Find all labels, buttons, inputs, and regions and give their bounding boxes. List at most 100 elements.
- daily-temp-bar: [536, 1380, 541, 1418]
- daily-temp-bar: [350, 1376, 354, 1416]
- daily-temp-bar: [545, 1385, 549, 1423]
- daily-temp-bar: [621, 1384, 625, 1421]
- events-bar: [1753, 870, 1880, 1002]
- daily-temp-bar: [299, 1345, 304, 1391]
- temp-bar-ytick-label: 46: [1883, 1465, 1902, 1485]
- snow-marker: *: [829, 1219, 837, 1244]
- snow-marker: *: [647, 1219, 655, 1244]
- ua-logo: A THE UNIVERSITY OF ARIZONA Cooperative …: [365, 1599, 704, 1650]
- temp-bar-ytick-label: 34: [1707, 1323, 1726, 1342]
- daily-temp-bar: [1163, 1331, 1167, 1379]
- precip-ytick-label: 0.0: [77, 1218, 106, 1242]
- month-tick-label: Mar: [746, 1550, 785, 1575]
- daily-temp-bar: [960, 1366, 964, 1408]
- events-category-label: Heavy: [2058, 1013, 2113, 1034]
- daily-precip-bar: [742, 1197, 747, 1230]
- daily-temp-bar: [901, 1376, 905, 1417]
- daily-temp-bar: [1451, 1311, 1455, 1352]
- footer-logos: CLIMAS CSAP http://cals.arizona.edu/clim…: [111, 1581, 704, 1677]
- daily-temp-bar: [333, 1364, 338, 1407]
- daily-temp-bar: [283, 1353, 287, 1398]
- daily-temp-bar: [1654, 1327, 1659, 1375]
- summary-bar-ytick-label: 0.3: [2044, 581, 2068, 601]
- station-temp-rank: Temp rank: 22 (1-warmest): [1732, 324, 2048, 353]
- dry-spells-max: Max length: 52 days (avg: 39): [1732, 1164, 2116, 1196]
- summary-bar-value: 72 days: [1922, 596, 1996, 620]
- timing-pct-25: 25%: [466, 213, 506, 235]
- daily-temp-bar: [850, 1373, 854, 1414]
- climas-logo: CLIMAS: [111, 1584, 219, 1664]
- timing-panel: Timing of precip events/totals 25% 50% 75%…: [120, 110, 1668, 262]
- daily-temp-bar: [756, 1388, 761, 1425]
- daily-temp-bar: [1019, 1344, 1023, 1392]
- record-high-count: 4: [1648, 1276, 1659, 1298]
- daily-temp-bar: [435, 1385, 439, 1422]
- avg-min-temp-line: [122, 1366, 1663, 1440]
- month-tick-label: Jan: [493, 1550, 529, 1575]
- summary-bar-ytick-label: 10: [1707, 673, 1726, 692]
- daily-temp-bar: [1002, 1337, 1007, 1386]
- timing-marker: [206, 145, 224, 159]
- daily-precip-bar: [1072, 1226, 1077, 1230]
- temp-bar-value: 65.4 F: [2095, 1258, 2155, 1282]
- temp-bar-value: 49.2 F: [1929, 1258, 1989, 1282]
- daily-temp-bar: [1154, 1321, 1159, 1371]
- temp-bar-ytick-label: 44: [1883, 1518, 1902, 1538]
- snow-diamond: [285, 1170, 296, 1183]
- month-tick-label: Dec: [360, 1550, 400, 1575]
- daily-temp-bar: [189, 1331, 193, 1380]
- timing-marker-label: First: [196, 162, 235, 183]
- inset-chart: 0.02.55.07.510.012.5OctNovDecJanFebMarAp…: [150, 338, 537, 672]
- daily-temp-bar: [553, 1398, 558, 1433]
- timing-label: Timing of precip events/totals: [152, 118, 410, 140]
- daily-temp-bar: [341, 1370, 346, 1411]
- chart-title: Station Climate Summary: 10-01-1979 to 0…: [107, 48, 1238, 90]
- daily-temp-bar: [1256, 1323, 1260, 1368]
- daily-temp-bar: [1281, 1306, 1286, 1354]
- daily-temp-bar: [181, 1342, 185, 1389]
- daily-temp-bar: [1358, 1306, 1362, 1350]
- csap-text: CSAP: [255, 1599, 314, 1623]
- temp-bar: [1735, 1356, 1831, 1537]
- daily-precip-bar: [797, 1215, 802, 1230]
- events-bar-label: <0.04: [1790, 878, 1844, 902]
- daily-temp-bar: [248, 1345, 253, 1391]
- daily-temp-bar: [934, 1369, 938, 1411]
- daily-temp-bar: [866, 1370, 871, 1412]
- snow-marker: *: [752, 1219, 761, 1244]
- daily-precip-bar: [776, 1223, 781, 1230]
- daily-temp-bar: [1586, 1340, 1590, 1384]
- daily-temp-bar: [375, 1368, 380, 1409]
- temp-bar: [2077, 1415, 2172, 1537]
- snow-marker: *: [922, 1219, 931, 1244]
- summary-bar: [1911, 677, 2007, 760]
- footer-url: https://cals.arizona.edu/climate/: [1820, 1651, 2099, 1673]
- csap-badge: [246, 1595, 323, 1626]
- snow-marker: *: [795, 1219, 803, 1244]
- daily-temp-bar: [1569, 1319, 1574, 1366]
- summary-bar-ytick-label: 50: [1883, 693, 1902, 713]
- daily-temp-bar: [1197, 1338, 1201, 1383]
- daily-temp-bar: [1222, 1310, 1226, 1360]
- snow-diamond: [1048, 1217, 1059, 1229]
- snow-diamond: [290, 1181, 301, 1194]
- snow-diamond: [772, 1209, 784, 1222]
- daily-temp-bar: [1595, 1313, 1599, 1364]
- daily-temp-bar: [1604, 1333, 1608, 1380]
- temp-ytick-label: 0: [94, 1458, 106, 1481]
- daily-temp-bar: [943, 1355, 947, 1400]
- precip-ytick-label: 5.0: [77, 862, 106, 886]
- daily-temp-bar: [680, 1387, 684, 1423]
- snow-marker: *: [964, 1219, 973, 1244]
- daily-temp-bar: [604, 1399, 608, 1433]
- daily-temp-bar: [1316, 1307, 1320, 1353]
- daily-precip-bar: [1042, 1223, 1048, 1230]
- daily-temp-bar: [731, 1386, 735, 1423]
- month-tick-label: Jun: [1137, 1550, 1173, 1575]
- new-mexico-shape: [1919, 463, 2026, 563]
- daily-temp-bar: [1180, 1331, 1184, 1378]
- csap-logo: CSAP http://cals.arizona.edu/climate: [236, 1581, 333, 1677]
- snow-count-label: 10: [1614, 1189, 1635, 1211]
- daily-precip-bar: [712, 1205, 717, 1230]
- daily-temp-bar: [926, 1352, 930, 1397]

——————————

▶ [YOUR INSTRUCTIONS]
Reproduce the material above with "daily-temp-bar" swapped for "daily-temperature-bar" wherever it occurs, leaving everything else unchanged.

▶ [THE SOLUTION]
Find all labels, buttons, inputs, and regions and give their bounding boxes. List at most 100 elements.
- daily-temperature-bar: [536, 1380, 541, 1418]
- daily-temperature-bar: [350, 1376, 354, 1416]
- daily-temperature-bar: [545, 1385, 549, 1423]
- daily-temperature-bar: [621, 1384, 625, 1421]
- events-bar: [1753, 870, 1880, 1002]
- daily-temperature-bar: [299, 1345, 304, 1391]
- temp-bar-ytick-label: 46: [1883, 1465, 1902, 1485]
- snow-marker: *: [829, 1219, 837, 1244]
- snow-marker: *: [647, 1219, 655, 1244]
- ua-logo: A THE UNIVERSITY OF ARIZONA Cooperative …: [365, 1599, 704, 1650]
- temp-bar-ytick-label: 34: [1707, 1323, 1726, 1342]
- daily-temperature-bar: [1163, 1331, 1167, 1379]
- precip-ytick-label: 0.0: [77, 1218, 106, 1242]
- month-tick-label: Mar: [746, 1550, 785, 1575]
- daily-temperature-bar: [960, 1366, 964, 1408]
- events-category-label: Heavy: [2058, 1013, 2113, 1034]
- daily-precip-bar: [742, 1197, 747, 1230]
- daily-temperature-bar: [901, 1376, 905, 1417]
- daily-temperature-bar: [1451, 1311, 1455, 1352]
- footer-logos: CLIMAS CSAP http://cals.arizona.edu/clim…: [111, 1581, 704, 1677]
- daily-temperature-bar: [333, 1364, 338, 1407]
- daily-temperature-bar: [283, 1353, 287, 1398]
- daily-temperature-bar: [1654, 1327, 1659, 1375]
- summary-bar-ytick-label: 0.3: [2044, 581, 2068, 601]
- station-temp-rank: Temp rank: 22 (1-warmest): [1732, 324, 2048, 353]
- dry-spells-max: Max length: 52 days (avg: 39): [1732, 1164, 2116, 1196]
- summary-bar-value: 72 days: [1922, 596, 1996, 620]
- timing-pct-25: 25%: [466, 213, 506, 235]
- daily-temperature-bar: [850, 1373, 854, 1414]
- climas-logo: CLIMAS: [111, 1584, 219, 1664]
- timing-panel: Timing of precip events/totals 25% 50% 75%…: [120, 110, 1668, 262]
- daily-temperature-bar: [756, 1388, 761, 1425]
- daily-temperature-bar: [1019, 1344, 1023, 1392]
- record-high-count: 4: [1648, 1276, 1659, 1298]
- daily-temperature-bar: [435, 1385, 439, 1422]
- avg-min-temp-line: [122, 1366, 1663, 1440]
- month-tick-label: Jan: [493, 1550, 529, 1575]
- summary-bar-ytick-label: 10: [1707, 673, 1726, 692]
- daily-temperature-bar: [1002, 1337, 1007, 1386]
- timing-marker: [206, 145, 224, 159]
- daily-precip-bar: [1072, 1226, 1077, 1230]
- temp-bar-value: 65.4 F: [2095, 1258, 2155, 1282]
- temp-bar-value: 49.2 F: [1929, 1258, 1989, 1282]
- daily-temperature-bar: [1154, 1321, 1159, 1371]
- temp-bar-ytick-label: 44: [1883, 1518, 1902, 1538]
- snow-diamond: [285, 1170, 296, 1183]
- month-tick-label: Dec: [360, 1550, 400, 1575]
- daily-temperature-bar: [189, 1331, 193, 1380]
- timing-marker-label: First: [196, 162, 235, 183]
- inset-chart: 0.02.55.07.510.012.5OctNovDecJanFebMarAp…: [150, 338, 537, 672]
- daily-temperature-bar: [553, 1398, 558, 1433]
- timing-label: Timing of precip events/totals: [152, 118, 410, 140]
- daily-temperature-bar: [341, 1370, 346, 1411]
- chart-title: Station Climate Summary: 10-01-1979 to 0…: [107, 48, 1238, 90]
- daily-temperature-bar: [1256, 1323, 1260, 1368]
- daily-temperature-bar: [1281, 1306, 1286, 1354]
- daily-temperature-bar: [181, 1342, 185, 1389]
- daily-temperature-bar: [1358, 1306, 1362, 1350]
- csap-text: CSAP: [255, 1599, 314, 1623]
- temp-bar: [1735, 1356, 1831, 1537]
- daily-precip-bar: [797, 1215, 802, 1230]
- events-bar-label: <0.04: [1790, 878, 1844, 902]
- daily-temperature-bar: [248, 1345, 253, 1391]
- daily-temperature-bar: [934, 1369, 938, 1411]
- daily-temperature-bar: [866, 1370, 871, 1412]
- snow-marker: *: [752, 1219, 761, 1244]
- daily-precip-bar: [776, 1223, 781, 1230]
- daily-temperature-bar: [1586, 1340, 1590, 1384]
- daily-temperature-bar: [375, 1368, 380, 1409]
- temp-bar: [2077, 1415, 2172, 1537]
- snow-marker: *: [922, 1219, 931, 1244]
- summary-bar: [1911, 677, 2007, 760]
- footer-url: https://cals.arizona.edu/climate/: [1820, 1651, 2099, 1673]
- csap-badge: [246, 1595, 323, 1626]
- snow-marker: *: [795, 1219, 803, 1244]
- daily-temperature-bar: [1569, 1319, 1574, 1366]
- summary-bar-ytick-label: 50: [1883, 693, 1902, 713]
- daily-temperature-bar: [1197, 1338, 1201, 1383]
- daily-temperature-bar: [1222, 1310, 1226, 1360]
- snow-diamond: [1048, 1217, 1059, 1229]
- snow-diamond: [290, 1181, 301, 1194]
- snow-diamond: [772, 1209, 784, 1222]
- daily-temperature-bar: [1595, 1313, 1599, 1364]
- daily-temperature-bar: [1604, 1333, 1608, 1380]
- temp-ytick-label: 0: [94, 1458, 106, 1481]
- daily-temperature-bar: [943, 1355, 947, 1400]
- precip-ytick-label: 5.0: [77, 862, 106, 886]
- daily-temperature-bar: [680, 1387, 684, 1423]
- snow-marker: *: [964, 1219, 973, 1244]
- daily-temperature-bar: [604, 1399, 608, 1433]
- daily-temperature-bar: [1316, 1307, 1320, 1353]
- daily-precip-bar: [1042, 1223, 1048, 1230]
- daily-temperature-bar: [731, 1386, 735, 1423]
- month-tick-label: Jun: [1137, 1550, 1173, 1575]
- new-mexico-shape: [1919, 463, 2026, 563]
- daily-temperature-bar: [1180, 1331, 1184, 1378]
- csap-logo: CSAP http://cals.arizona.edu/climate: [236, 1581, 333, 1677]
- snow-count-label: 10: [1614, 1189, 1635, 1211]
- daily-precip-bar: [712, 1205, 717, 1230]
- daily-temperature-bar: [926, 1352, 930, 1397]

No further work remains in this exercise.